_CHALLENGE_
Images should be left out, and everything else in the listing reproduced exactly.

_LISTED ENTRIES_
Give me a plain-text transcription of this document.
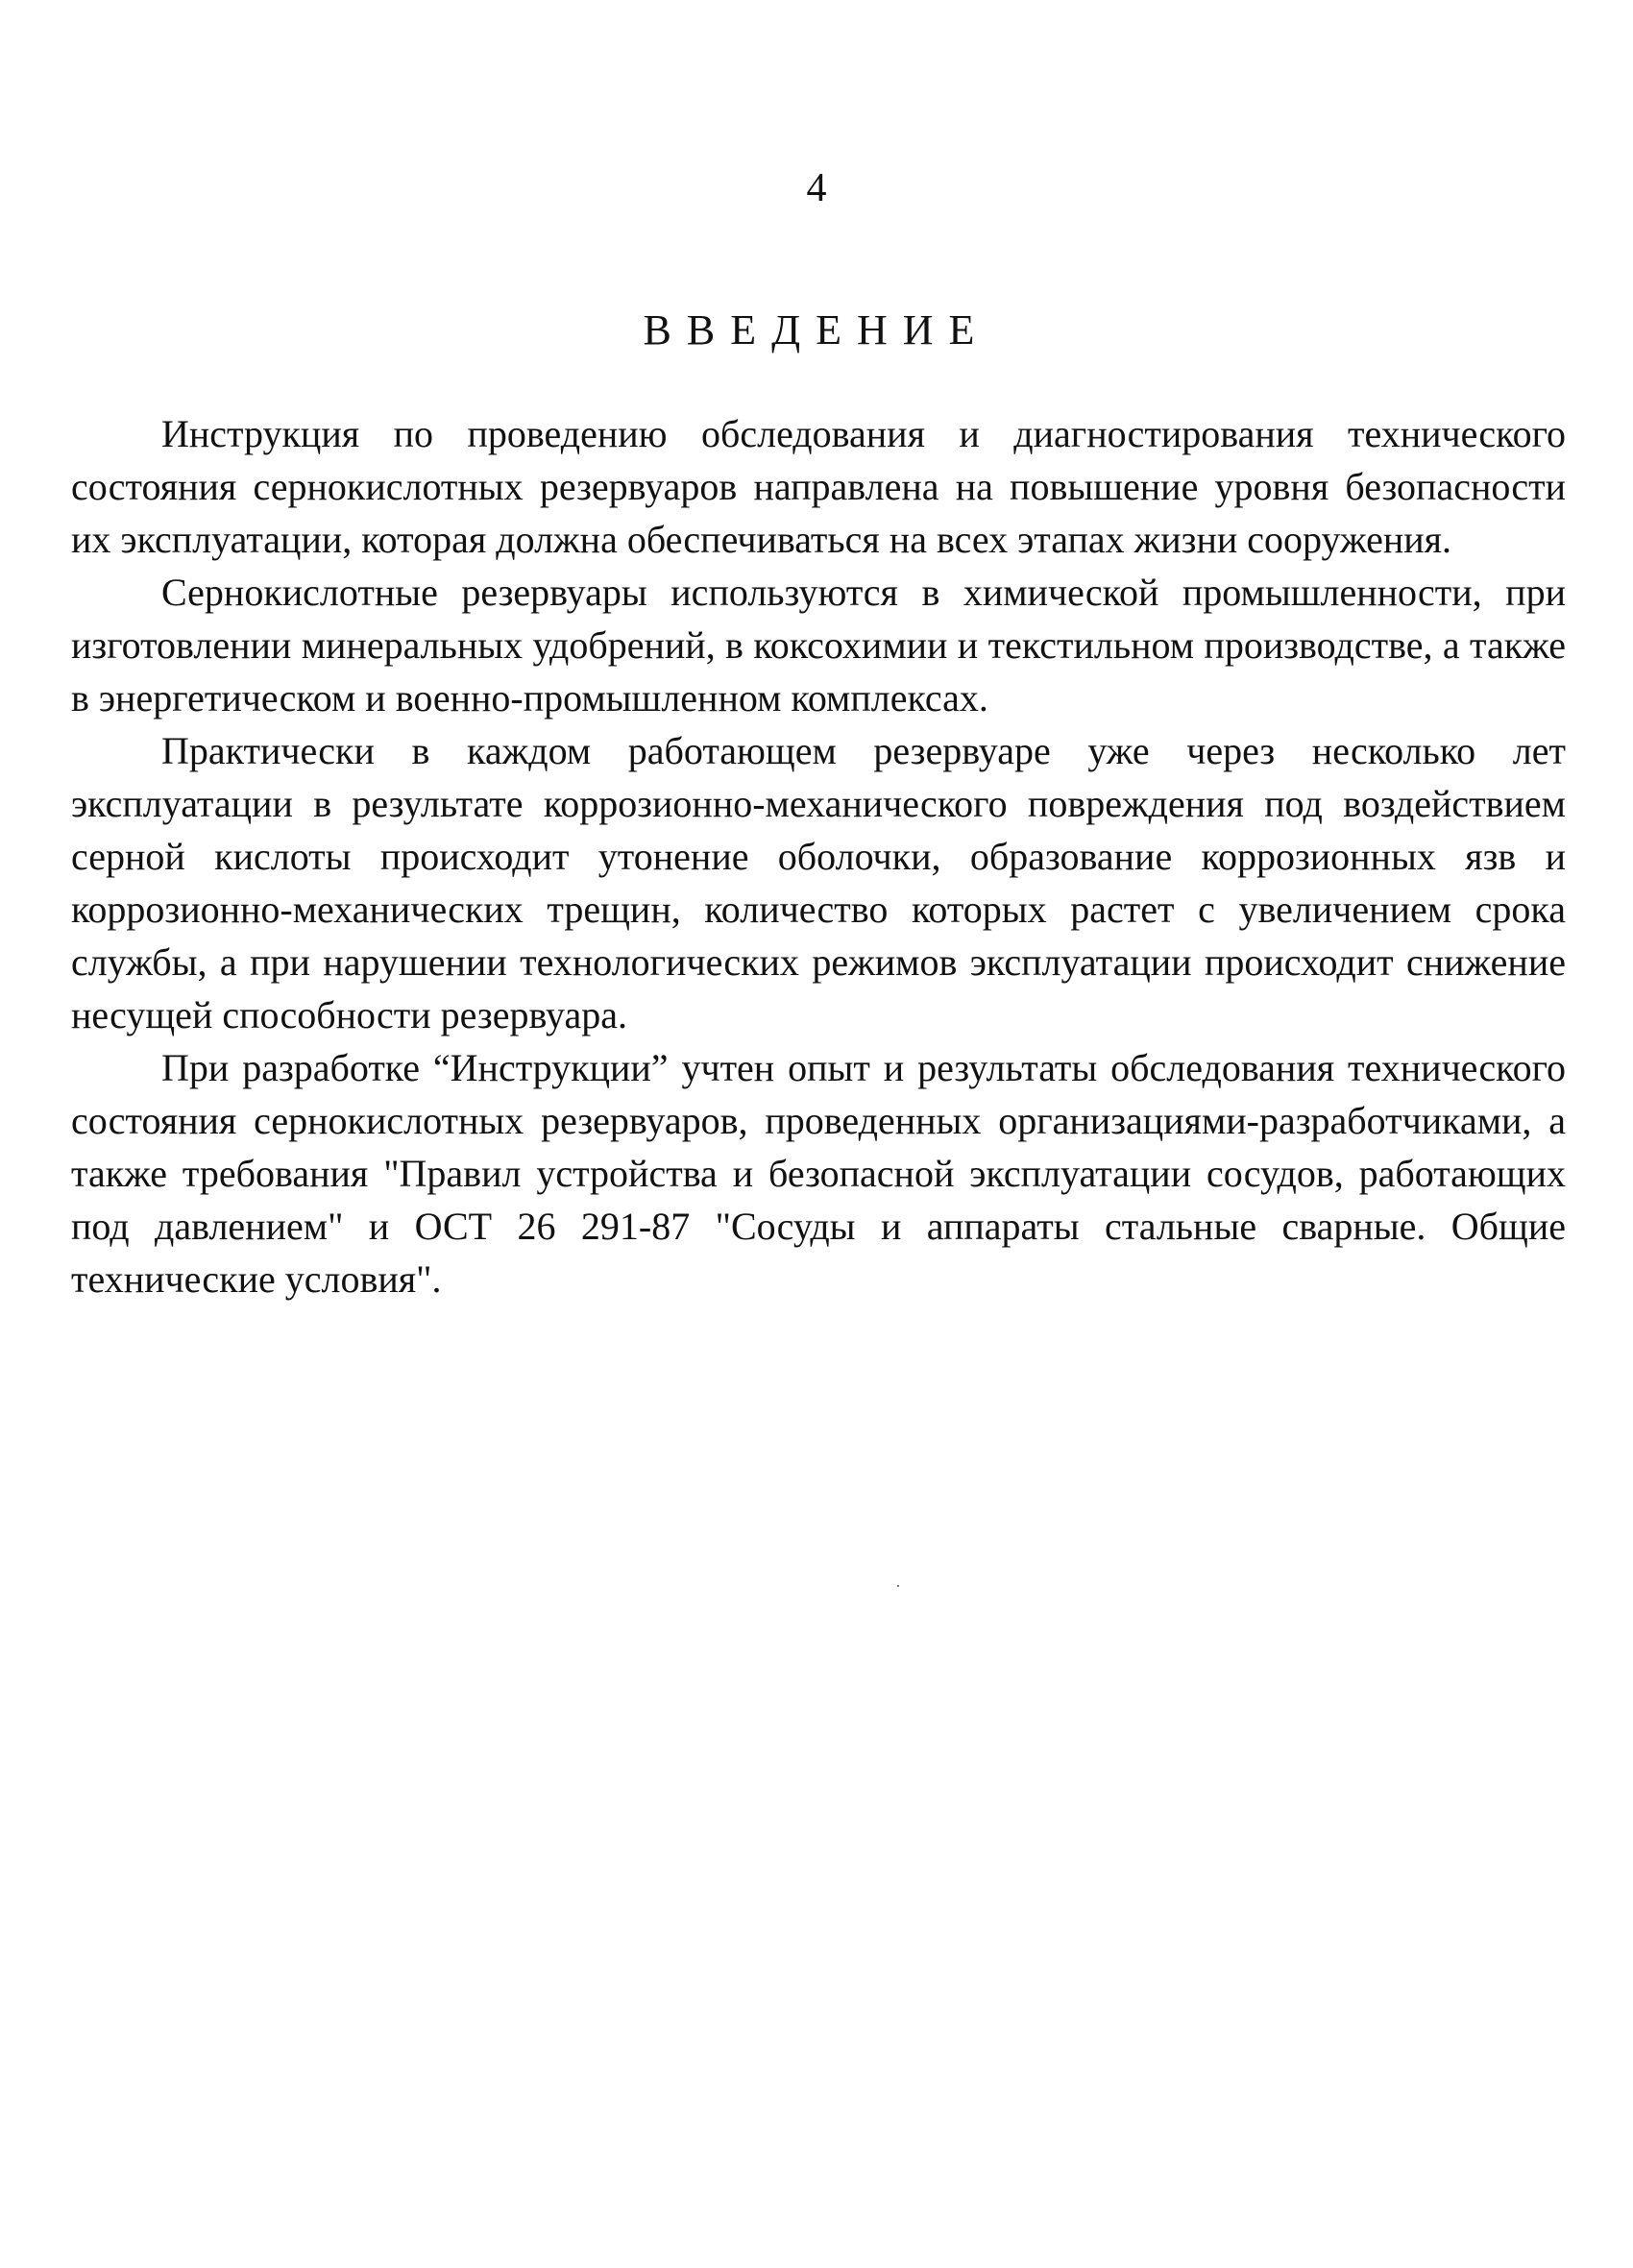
4

ВВЕДЕНИЕ

Инструкция по проведению обследования и диагностирования технического состояния сернокислотных резервуаров направлена на повышение уровня безопасности их эксплуатации, которая должна обеспечиваться на всех этапах жизни сооружения.

Сернокислотные резервуары используются в химической промышленности, при изготовлении минеральных удобрений, в коксохимии и текстильном производстве, а также в энергетическом и военно-промышленном комплексах.

Практически в каждом работающем резервуаре уже через несколько лет эксплуатации в результате коррозионно-механического повреждения под воздействием серной кислоты происходит утонение оболочки, образование коррозионных язв и коррозионно-механических трещин, количество которых растет с увеличением срока службы, а при нарушении технологических режимов эксплуатации происходит снижение несущей способности резервуара.

При разработке “Инструкции” учтен опыт и результаты обследования технического состояния сернокислотных резервуаров, проведенных организациями-разработчиками, а также требования "Правил устройства и безопасной эксплуатации сосудов, работающих под давлением" и ОСТ 26 291-87 "Сосуды и аппараты стальные сварные. Общие технические условия".
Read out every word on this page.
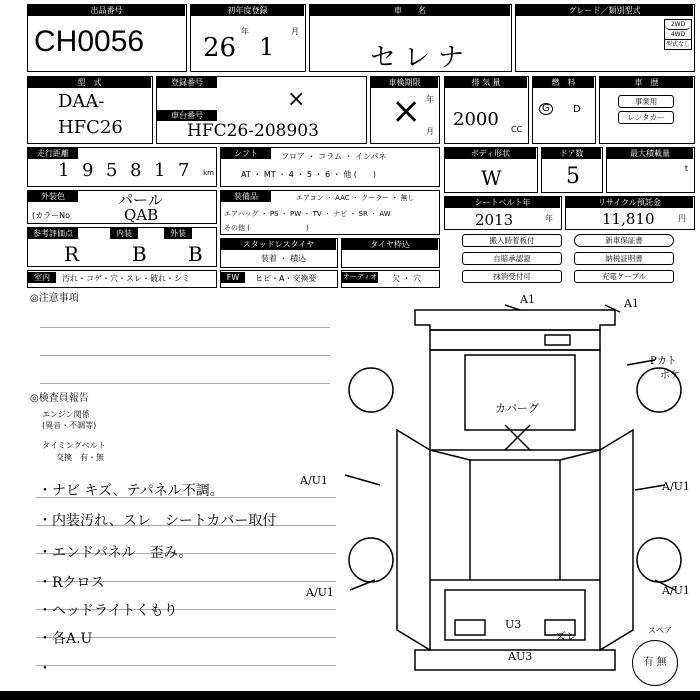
出品番号
CH0056
初年度登録
26
年
1
月
車　　名
セレナ
グレード／類別型式
2WD
4WD
型式なし
型　式
DAA-
HFC26
登録番号
×
車台番号
HFC26-208903
車検期限
年
月
×
排 気 量
2000 CC
燃　料
G	D
車　歴
事業用
レンタカー
走行距離
1 9 5 8 1 7	km
シフト	フロア ・ コラム ・ インパネ
AT ・ MT ・ 4 ・ 5 ・ 6 ・ 他 (　　)
ボディ形状
W
ドア数
5
最大積載量
t
外装色	パール
(カラーNo	QAB
装備品	エアコン ・ AAC ・ クーラー ・ 無し
エアバッグ ・ PS ・ PW ・ TV ・ ナビ ・ SR ・ AW
その他 (　　　　　　　　)
シートベルト年
2013	年
リサイクル預託金
11,810	円
参考評価点
R
内装
B
外装
B	スタッドレスタイヤ
装着 ・ 積込
タイヤ枠込	搬入時着板付	新車保証書
自賠承認證	納税証明書
抹消受付可	充電ケーブル
室内	汚れ・コゲ・穴・スレ・破れ・シミ	FW	ヒビ・A・交換要	オーディオ 欠 ・ 穴
◎注意事項
◎検査員報告
エンジン関係
(異音・不調等)
タイミングベルト
交換　有・無
・ナビ キズ、テパネル不調。
・内装汚れ、スレ　シートカバー取付
・エンドパネル　歪み。
・Rクロス
・ヘッドライトくもり
・各A.U
・
A1	A1
Pカト
ボケ
カバーグ
A/U1	A/U1
A/U1	A/U1
U3
ズレ
AU3
スペア
有 無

_RESULT OF THE TASK_
Give me a plain-text transcription of this document.
4

ВВЕДЕНИЕ

Инструкция по проведению обследования и диагностирования технического состояния сернокислотных резервуаров направлена на повышение уровня безопасности их эксплуатации, которая должна обеспечиваться на всех этапах жизни сооружения.

Сернокислотные резервуары используются в химической промышленности, при изготовлении минеральных удобрений, в коксохимии и текстильном производстве, а также в энергетическом и военно-промышленном комплексах.

Практически в каждом работающем резервуаре уже через несколько лет эксплуатации в результате коррозионно-механического повреждения под воздействием серной кислоты происходит утонение оболочки, образование коррозионных язв и коррозионно-механических трещин, количество которых растет с увеличением срока службы, а при нарушении технологических режимов эксплуатации происходит снижение несущей способности резервуара.

При разработке “Инструкции” учтен опыт и результаты обследования технического состояния сернокислотных резервуаров, проведенных организациями-разработчиками, а также требования "Правил устройства и безопасной эксплуатации сосудов, работающих под давлением" и ОСТ 26 291-87 "Сосуды и аппараты стальные сварные. Общие технические условия".
Read out every word on this page.
出品番号
CH0056
初年度登録
26
年
1
月
車　　名
セレナ
グレード／類別型式
2WD
4WD
型式なし
型　式
DAA-
HFC26
登録番号
×
車台番号
HFC26-208903
車検期限
年
月
×
排 気 量
2000 CC
燃　料
G	D
車　歴
事業用
レンタカー
走行距離
1 9 5 8 1 7	km
シフト	フロア ・ コラム ・ インパネ
AT ・ MT ・ 4 ・ 5 ・ 6 ・ 他 (　　)
ボディ形状
W
ドア数
5
最大積載量
t
外装色	パール
(カラーNo	QAB
装備品	エアコン ・ AAC ・ クーラー ・ 無し
エアバッグ ・ PS ・ PW ・ TV ・ ナビ ・ SR ・ AW
その他 (　　　　　　　　)
シートベルト年
2013	年
リサイクル預託金
11,810	円
参考評価点
R
内装
B
外装
B	スタッドレスタイヤ
装着 ・ 積込
タイヤ枠込	搬入時着板付	新車保証書
自賠承認證	納税証明書
抹消受付可	充電ケーブル
室内	汚れ・コゲ・穴・スレ・破れ・シミ	FW	ヒビ・A・交換要	オーディオ 欠 ・ 穴
◎注意事項
◎検査員報告
エンジン関係
(異音・不調等)
タイミングベルト
交換　有・無
・ナビ キズ、テパネル不調。
・内装汚れ、スレ　シートカバー取付
・エンドパネル　歪み。
・Rクロス
・ヘッドライトくもり
・各A.U
・
A1	A1
Pカト
ボケ
カバーグ
A/U1	A/U1
A/U1	A/U1
U3
ズレ
AU3
スペア
有 無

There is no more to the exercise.